Layout entries
= = = =

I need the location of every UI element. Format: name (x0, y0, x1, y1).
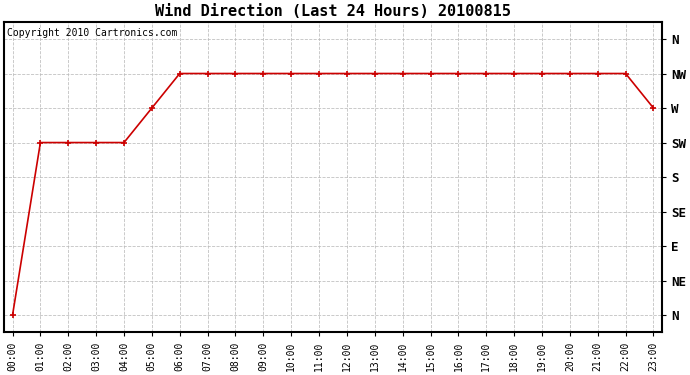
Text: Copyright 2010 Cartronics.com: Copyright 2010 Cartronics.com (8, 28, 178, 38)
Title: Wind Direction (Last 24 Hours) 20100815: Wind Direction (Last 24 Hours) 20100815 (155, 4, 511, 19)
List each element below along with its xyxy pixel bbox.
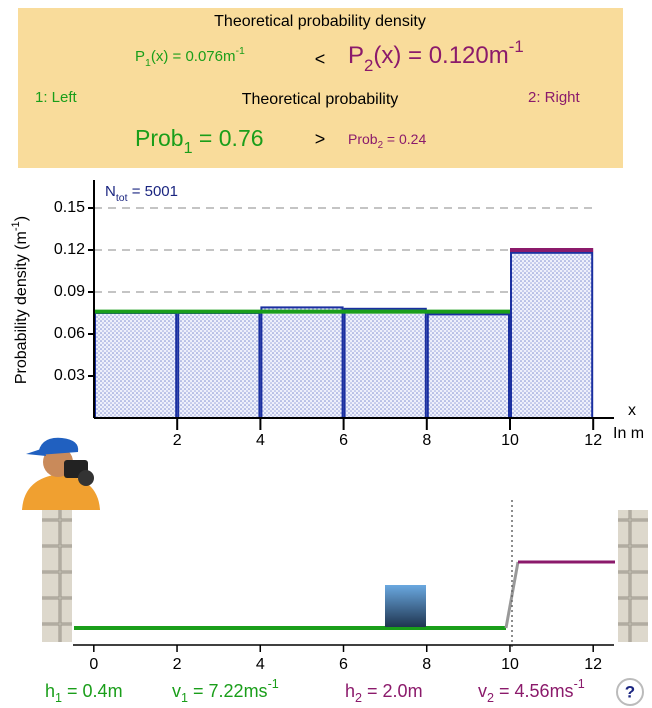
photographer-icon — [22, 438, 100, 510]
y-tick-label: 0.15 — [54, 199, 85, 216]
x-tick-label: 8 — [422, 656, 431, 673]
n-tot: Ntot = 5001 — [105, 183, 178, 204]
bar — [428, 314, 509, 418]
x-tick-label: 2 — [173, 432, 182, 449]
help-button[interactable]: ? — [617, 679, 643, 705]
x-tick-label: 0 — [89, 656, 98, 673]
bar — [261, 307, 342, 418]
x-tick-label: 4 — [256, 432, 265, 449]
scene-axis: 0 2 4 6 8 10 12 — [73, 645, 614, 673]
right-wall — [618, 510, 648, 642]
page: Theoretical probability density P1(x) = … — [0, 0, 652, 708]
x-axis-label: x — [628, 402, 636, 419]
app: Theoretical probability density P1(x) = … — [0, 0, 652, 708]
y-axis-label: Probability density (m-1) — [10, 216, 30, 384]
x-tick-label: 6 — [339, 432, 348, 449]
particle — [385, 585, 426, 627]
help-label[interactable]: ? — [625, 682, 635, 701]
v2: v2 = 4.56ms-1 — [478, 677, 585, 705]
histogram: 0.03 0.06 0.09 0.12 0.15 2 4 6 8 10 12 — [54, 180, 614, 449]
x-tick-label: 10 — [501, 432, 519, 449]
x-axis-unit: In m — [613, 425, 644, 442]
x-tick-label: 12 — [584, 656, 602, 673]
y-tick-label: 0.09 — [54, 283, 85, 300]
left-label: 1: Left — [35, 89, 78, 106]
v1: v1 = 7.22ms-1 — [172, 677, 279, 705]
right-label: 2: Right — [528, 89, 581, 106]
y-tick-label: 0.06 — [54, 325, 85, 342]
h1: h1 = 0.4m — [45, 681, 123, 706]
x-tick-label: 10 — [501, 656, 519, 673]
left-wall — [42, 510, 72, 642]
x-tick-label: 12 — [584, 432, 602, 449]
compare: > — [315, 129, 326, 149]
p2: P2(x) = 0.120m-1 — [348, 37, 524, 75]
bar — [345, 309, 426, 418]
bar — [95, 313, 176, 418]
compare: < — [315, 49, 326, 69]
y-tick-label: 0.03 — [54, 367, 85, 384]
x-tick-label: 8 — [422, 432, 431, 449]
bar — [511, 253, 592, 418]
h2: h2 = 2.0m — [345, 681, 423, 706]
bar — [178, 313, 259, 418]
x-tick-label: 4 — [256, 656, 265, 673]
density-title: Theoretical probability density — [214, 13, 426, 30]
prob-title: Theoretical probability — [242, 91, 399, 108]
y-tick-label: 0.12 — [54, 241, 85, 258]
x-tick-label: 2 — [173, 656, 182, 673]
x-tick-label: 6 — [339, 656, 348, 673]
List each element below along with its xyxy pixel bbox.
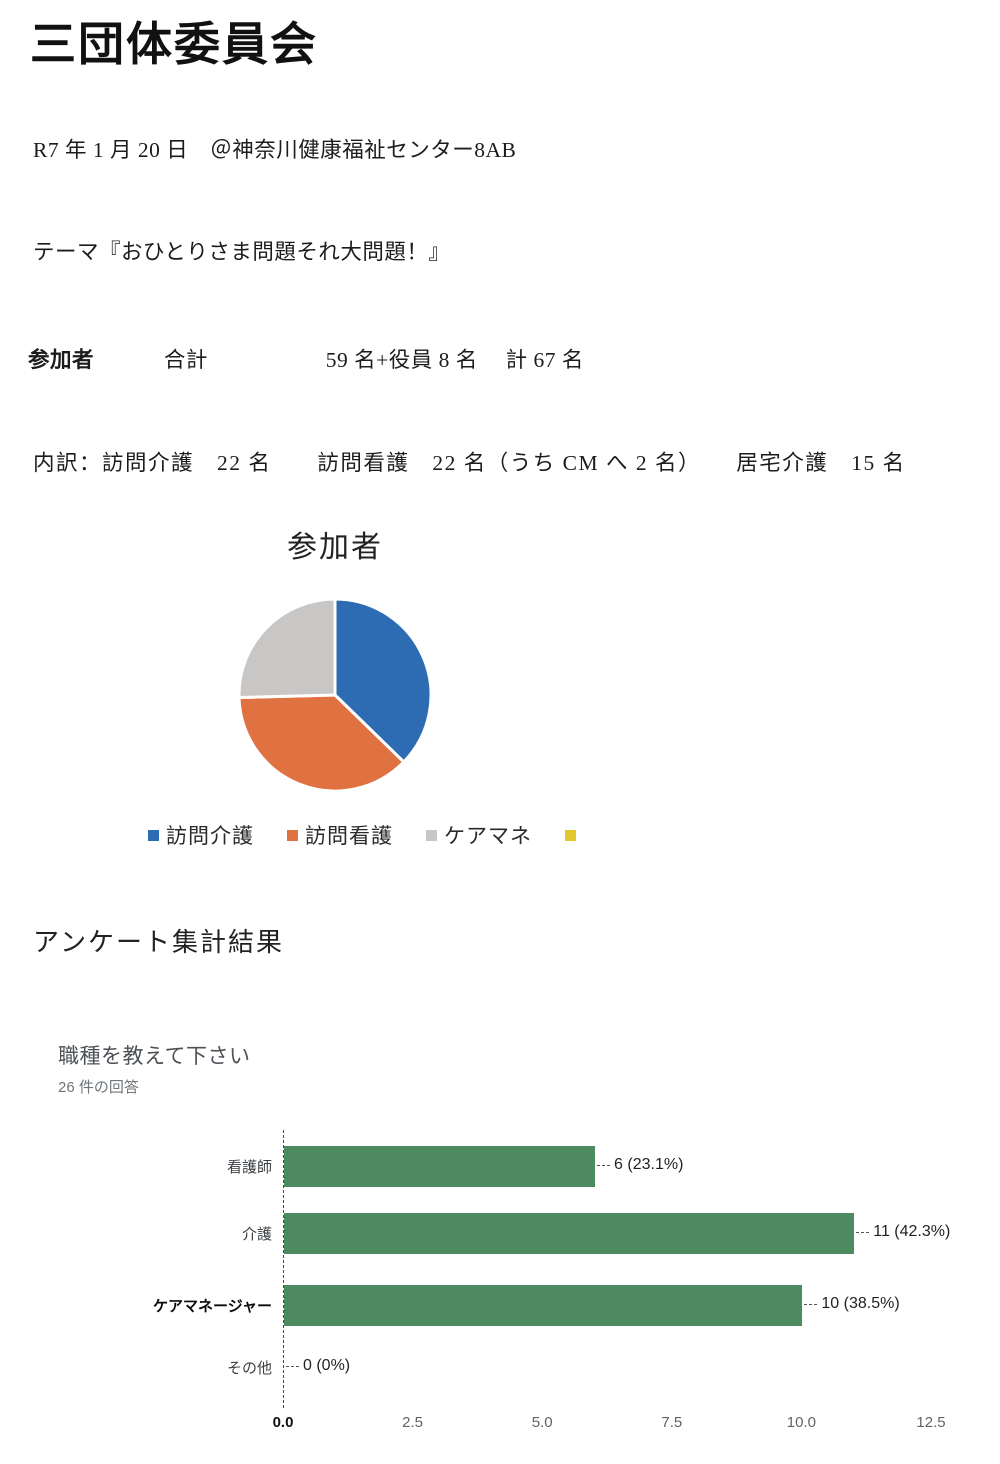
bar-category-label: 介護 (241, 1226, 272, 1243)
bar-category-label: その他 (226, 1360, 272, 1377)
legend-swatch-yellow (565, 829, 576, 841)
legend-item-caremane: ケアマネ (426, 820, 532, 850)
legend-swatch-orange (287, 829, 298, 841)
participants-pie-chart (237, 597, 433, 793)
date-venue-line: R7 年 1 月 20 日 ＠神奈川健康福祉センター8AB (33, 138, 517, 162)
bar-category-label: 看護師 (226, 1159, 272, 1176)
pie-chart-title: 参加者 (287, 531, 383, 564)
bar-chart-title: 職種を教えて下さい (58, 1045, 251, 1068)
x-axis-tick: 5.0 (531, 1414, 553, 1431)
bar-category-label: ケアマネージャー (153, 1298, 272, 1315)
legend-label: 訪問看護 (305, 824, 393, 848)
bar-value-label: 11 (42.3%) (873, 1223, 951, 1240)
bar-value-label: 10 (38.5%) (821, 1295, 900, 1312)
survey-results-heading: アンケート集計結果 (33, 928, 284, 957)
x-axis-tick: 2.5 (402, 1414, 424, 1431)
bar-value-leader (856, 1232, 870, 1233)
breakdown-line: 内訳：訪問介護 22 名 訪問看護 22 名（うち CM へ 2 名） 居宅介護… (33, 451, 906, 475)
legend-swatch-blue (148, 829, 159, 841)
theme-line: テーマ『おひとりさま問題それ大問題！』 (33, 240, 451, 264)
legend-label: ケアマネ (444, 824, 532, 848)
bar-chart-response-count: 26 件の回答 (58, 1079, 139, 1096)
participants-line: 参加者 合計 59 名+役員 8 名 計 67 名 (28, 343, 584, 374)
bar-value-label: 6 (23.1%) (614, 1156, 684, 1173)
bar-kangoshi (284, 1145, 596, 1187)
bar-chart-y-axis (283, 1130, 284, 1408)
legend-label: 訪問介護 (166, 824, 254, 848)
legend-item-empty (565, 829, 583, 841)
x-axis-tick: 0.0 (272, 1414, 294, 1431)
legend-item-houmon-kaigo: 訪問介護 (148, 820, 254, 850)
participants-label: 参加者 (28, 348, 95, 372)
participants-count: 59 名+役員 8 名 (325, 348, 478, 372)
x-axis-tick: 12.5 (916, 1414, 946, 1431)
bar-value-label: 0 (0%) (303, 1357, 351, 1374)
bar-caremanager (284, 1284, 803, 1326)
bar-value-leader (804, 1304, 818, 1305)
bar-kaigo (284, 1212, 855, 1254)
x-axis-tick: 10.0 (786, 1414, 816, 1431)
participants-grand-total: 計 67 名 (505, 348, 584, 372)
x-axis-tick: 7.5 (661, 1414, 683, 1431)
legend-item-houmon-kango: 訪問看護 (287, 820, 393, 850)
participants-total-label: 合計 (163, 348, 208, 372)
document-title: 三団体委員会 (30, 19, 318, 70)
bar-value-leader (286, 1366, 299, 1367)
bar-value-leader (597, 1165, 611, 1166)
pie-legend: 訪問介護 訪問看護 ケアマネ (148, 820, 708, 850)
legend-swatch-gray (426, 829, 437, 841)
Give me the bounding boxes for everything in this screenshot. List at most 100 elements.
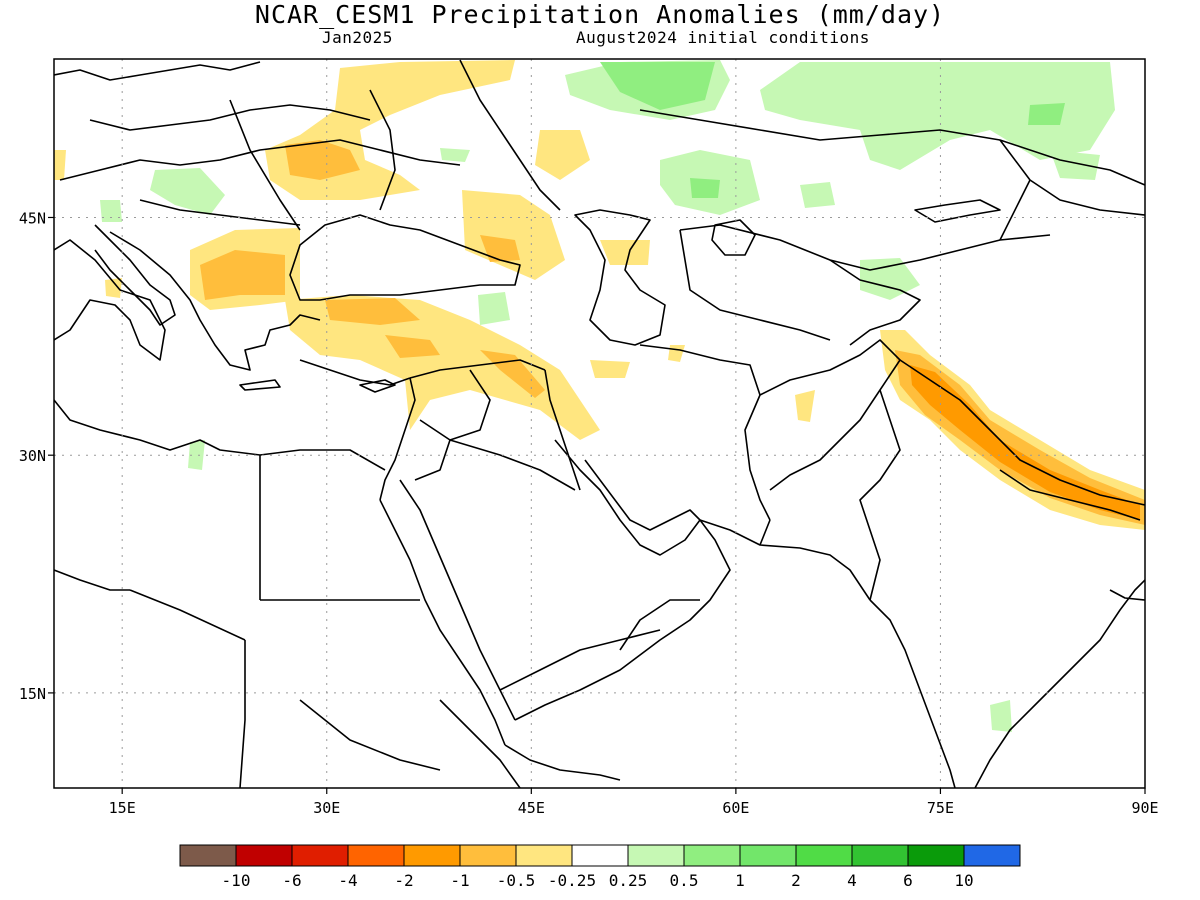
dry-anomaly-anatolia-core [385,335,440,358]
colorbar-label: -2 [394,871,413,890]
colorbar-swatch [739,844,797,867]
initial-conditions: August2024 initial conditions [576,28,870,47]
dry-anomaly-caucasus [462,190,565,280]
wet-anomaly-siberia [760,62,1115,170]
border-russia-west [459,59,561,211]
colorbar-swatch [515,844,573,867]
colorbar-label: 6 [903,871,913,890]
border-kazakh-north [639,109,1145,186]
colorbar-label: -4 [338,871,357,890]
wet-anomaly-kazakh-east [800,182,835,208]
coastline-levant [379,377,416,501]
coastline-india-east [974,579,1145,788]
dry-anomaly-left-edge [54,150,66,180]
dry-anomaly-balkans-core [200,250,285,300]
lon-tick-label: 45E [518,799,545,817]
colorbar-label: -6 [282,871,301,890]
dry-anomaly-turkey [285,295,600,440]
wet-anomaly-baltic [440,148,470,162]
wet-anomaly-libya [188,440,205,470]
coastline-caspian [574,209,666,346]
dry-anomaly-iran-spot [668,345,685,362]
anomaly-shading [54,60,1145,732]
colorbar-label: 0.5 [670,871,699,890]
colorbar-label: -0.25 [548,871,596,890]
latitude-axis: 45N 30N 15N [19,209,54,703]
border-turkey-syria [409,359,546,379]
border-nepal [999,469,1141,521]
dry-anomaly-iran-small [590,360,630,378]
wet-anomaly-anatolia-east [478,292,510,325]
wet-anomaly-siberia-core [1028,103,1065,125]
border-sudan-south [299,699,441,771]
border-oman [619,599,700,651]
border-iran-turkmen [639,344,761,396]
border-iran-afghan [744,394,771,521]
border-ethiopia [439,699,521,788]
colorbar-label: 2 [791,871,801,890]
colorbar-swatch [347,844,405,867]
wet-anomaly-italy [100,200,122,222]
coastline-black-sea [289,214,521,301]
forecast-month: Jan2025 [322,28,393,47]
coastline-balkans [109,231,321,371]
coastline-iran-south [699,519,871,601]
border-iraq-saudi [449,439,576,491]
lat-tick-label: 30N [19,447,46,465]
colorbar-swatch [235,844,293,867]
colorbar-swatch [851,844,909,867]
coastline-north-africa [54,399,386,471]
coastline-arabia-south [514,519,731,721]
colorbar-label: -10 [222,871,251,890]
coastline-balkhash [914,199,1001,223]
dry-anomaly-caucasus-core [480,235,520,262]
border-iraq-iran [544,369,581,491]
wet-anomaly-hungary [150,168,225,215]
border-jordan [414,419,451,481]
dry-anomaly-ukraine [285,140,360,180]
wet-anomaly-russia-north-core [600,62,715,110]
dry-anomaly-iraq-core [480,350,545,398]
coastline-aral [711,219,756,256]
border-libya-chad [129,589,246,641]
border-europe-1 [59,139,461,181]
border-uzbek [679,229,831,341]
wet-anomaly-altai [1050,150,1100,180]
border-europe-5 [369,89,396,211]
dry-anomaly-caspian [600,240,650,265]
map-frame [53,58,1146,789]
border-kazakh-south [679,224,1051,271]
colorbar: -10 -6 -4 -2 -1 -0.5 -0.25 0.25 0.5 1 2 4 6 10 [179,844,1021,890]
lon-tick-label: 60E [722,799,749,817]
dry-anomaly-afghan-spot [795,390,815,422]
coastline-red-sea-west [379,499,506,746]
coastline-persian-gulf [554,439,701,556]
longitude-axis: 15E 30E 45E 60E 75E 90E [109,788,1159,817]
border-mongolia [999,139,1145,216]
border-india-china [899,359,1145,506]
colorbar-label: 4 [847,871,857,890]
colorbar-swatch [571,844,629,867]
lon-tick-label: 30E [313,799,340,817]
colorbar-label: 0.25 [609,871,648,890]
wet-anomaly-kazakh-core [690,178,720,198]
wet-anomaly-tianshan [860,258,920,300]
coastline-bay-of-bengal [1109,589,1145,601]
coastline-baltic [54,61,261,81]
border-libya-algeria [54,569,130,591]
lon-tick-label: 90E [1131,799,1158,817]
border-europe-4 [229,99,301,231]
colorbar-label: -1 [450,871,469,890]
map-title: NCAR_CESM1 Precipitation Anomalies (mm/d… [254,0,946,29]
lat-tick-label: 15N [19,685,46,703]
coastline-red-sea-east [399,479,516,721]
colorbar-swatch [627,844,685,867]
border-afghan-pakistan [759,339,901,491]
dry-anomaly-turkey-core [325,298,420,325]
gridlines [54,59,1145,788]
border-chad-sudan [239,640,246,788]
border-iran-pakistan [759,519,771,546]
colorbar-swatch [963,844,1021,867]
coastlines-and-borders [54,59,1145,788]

= = = =

*PROBLEM DETAILS*: Can you reproduce, word for word, the stretch of entries from the line containing "dry-anomaly-anatolia-core [385,335,440,358]" through the line containing "border-russia-west [459,59,561,211]"?

*ANSWER*:
dry-anomaly-anatolia-core [385,335,440,358]
colorbar-label: -2 [394,871,413,890]
colorbar-swatch [739,844,797,867]
initial-conditions: August2024 initial conditions [576,28,870,47]
dry-anomaly-caucasus [462,190,565,280]
wet-anomaly-siberia [760,62,1115,170]
border-russia-west [459,59,561,211]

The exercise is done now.